To be done — Every line below that holds the string "title" should be copied out.

Task inputs —
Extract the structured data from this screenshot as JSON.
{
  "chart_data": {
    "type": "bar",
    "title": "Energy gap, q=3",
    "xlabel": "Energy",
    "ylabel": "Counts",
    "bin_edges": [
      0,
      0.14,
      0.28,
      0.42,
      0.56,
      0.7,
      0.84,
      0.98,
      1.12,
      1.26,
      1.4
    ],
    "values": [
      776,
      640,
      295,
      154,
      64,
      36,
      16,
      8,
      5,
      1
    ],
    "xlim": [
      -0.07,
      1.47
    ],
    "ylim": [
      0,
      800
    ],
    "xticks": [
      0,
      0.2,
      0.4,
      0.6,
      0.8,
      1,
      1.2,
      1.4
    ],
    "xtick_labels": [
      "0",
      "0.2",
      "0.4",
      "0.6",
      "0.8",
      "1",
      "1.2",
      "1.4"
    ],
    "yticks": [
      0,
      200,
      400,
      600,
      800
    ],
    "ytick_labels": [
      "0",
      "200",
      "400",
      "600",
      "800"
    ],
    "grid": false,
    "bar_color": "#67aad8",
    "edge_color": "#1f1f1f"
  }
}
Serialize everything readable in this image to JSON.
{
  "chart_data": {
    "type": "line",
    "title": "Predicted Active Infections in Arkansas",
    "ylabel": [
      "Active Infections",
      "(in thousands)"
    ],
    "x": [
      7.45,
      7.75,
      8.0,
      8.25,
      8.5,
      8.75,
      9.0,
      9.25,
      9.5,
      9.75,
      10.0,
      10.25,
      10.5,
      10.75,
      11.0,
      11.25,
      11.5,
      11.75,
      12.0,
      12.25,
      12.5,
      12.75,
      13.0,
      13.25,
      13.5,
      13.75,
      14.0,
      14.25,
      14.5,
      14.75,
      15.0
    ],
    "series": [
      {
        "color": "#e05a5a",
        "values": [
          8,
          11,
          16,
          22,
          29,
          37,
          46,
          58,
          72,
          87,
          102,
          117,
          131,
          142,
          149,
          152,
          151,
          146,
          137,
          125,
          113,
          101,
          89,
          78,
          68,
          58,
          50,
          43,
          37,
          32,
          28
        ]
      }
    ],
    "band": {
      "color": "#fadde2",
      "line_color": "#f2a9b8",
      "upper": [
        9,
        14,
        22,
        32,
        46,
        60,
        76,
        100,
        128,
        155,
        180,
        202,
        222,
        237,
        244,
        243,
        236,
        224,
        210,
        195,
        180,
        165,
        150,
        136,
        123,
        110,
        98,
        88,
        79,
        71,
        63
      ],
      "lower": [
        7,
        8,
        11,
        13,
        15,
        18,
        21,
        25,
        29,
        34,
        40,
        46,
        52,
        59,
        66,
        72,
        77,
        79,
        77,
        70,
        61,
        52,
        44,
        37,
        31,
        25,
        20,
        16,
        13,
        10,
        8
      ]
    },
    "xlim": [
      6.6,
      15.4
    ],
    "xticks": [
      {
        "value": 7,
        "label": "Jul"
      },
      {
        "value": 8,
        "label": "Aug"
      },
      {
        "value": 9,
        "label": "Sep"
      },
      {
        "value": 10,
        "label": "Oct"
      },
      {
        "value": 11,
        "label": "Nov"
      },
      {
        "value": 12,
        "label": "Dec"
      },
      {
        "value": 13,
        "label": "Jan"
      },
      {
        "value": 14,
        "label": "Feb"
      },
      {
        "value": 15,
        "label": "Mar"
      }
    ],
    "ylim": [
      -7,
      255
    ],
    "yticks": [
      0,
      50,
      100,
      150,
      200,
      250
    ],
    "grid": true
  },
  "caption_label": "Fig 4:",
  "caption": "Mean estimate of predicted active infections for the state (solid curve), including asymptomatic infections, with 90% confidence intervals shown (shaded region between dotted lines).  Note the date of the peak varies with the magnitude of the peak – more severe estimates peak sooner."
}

Output for this task —
    "title": "Energy gap, q=3",
    "title": "Predicted Active Infections in Arkansas",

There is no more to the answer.